Aim: Exactly reproduce each record listed below.

(Stored dataset items)
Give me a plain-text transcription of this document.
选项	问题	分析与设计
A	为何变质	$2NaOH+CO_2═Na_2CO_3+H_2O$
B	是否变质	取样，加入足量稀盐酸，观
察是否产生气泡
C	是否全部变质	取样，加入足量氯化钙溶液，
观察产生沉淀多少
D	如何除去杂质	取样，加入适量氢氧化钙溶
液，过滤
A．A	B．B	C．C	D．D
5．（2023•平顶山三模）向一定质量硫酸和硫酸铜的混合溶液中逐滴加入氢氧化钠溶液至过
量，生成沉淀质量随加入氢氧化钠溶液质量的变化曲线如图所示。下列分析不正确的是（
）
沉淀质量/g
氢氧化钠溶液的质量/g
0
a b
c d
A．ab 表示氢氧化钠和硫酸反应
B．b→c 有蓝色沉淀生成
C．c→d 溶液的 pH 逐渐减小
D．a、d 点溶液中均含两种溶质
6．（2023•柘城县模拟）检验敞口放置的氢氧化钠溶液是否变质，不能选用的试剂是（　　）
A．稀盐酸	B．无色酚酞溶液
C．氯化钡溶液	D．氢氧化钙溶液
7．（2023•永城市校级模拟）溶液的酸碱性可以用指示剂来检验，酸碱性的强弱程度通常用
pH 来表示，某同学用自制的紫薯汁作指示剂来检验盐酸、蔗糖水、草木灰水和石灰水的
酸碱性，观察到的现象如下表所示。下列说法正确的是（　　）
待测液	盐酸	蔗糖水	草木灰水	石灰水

Solution:
Give me a plain-text transcription of this document.
选项	问题	分析与设计
A	为何变质	$2NaOH+CO_2═Na_2CO_3+H_2O$
B	是否变质	取样，加入足量稀盐酸，观
察是否产生气泡
C	是否全部变质	取样，加入足量氯化钙溶液，
观察产生沉淀多少
D	如何除去杂质	取样，加入适量氢氧化钙溶
液，过滤
A．A	B．B	C．C	D．D
5．（2023•平顶山三模）向一定质量硫酸和硫酸铜的混合溶液中逐滴加入氢氧化钠溶液至过
量，生成沉淀质量随加入氢氧化钠溶液质量的变化曲线如图所示。下列分析不正确的是（
）
沉淀质量/g
氢氧化钠溶液的质量/g
0
a b
c d
A．ab 表示氢氧化钠和硫酸反应
B．b→c 有蓝色沉淀生成
C．c→d 溶液的 pH 逐渐减小
D．a、d 点溶液中均含两种溶质
6．（2023•柘城县模拟）检验敞口放置的氢氧化钠溶液是否变质，不能选用的试剂是（　　）
A．稀盐酸	B．无色酚酞溶液
C．氯化钡溶液	D．氢氧化钙溶液
7．（2023•永城市校级模拟）溶液的酸碱性可以用指示剂来检验，酸碱性的强弱程度通常用
pH 来表示，某同学用自制的紫薯汁作指示剂来检验盐酸、蔗糖水、草木灰水和石灰水的
酸碱性，观察到的现象如下表所示。下列说法正确的是（　　）
待测液	盐酸	蔗糖水	草木灰水	石灰水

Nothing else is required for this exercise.